Stored data entries:
···

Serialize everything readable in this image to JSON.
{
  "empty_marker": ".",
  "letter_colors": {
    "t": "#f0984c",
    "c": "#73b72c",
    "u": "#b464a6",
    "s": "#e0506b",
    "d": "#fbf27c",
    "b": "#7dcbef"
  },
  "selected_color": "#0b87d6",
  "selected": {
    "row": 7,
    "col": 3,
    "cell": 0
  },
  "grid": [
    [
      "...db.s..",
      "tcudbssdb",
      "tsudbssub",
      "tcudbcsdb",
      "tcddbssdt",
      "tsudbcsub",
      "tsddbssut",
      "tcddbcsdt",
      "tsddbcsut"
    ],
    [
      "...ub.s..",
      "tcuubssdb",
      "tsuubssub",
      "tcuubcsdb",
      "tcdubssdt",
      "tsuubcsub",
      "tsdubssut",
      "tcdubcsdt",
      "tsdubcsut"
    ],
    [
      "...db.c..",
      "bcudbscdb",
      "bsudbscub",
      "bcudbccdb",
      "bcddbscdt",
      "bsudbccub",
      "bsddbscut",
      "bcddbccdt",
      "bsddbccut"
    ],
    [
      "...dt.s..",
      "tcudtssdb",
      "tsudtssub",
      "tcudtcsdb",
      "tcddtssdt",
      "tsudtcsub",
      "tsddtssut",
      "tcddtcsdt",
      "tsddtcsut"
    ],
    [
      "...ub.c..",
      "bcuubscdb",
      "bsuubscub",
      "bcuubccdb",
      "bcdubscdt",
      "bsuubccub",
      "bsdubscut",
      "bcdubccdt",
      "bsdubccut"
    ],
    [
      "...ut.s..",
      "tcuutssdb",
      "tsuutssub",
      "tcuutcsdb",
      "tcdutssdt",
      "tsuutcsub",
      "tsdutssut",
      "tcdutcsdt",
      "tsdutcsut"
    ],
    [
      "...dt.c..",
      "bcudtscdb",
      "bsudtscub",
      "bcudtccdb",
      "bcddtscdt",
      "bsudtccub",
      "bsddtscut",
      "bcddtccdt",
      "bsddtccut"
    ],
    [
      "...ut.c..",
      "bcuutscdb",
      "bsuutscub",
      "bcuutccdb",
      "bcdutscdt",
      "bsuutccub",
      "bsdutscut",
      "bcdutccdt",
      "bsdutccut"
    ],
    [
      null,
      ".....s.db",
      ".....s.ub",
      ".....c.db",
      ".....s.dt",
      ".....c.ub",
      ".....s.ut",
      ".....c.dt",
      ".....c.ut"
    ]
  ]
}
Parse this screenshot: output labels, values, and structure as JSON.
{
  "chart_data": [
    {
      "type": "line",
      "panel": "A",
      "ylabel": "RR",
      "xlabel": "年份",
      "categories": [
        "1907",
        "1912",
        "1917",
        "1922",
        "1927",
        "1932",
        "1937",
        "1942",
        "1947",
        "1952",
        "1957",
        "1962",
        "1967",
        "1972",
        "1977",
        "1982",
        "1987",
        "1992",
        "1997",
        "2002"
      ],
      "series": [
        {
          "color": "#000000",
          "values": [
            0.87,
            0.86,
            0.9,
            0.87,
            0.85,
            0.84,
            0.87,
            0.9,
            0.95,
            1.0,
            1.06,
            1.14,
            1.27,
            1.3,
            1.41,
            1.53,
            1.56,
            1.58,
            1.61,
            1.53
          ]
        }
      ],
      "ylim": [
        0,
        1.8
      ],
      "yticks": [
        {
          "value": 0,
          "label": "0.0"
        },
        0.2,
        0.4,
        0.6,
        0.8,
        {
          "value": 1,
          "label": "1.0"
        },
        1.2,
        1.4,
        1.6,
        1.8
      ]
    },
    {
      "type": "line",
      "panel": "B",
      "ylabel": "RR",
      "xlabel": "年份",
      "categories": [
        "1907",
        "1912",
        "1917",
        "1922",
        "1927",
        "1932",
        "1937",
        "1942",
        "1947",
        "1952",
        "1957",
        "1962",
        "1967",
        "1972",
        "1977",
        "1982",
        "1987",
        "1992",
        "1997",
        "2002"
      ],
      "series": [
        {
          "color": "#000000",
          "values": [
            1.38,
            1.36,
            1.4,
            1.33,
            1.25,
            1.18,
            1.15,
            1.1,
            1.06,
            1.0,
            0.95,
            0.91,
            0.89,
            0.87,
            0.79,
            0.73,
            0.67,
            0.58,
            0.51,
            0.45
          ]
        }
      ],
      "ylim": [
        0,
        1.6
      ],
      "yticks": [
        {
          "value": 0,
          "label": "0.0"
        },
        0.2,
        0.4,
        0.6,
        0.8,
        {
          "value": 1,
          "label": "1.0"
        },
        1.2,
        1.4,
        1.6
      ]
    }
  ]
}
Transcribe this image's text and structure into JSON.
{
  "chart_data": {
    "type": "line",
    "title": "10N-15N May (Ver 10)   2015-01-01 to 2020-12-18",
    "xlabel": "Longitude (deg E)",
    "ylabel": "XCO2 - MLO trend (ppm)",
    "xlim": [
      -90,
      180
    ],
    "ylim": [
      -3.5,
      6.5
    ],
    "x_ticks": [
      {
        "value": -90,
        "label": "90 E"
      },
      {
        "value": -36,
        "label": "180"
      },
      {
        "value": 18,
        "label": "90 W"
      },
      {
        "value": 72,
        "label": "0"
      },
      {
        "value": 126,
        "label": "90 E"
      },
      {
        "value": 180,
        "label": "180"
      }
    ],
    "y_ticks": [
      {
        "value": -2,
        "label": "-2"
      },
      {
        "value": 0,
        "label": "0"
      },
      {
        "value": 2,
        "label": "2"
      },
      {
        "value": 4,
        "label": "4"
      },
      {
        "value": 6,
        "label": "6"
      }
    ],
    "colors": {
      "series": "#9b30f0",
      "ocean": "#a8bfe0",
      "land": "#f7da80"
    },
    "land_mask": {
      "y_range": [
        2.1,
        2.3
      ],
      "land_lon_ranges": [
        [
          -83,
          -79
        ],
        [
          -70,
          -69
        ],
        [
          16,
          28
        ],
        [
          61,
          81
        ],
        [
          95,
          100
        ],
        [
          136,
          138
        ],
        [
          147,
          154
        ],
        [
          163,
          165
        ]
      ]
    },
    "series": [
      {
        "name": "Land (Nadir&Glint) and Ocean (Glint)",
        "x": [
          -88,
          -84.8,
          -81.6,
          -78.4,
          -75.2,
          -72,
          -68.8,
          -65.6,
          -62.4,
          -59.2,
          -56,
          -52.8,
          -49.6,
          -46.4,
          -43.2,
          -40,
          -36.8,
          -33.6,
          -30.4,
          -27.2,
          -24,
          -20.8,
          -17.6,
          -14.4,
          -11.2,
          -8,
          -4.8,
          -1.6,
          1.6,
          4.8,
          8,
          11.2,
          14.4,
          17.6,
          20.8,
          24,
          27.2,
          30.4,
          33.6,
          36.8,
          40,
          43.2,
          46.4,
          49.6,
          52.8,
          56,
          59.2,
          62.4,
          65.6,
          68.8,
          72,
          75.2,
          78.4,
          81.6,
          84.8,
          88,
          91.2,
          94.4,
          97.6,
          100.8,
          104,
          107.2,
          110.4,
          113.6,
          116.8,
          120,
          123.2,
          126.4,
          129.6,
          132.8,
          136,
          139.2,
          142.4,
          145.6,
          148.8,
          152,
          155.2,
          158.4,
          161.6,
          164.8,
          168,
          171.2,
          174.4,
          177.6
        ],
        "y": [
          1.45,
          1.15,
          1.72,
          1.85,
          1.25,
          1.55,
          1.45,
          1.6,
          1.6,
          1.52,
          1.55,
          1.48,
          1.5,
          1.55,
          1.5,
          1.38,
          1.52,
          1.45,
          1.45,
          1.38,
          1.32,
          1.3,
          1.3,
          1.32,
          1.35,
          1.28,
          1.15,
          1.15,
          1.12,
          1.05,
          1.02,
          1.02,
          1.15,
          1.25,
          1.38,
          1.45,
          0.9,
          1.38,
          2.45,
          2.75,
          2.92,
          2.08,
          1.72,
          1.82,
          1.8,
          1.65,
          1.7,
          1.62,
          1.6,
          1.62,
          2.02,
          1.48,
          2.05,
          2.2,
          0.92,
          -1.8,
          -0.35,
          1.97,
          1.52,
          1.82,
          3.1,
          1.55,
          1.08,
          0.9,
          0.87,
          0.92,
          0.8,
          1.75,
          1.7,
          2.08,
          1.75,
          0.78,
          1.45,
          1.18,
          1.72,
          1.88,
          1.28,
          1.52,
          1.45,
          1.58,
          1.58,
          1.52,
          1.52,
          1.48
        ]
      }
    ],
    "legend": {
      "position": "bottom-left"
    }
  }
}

···

Using the listing above, pull out all lines that hold the word "series".

      "series": [
      "series": [
      "series": "#9b30f0",
    "series": [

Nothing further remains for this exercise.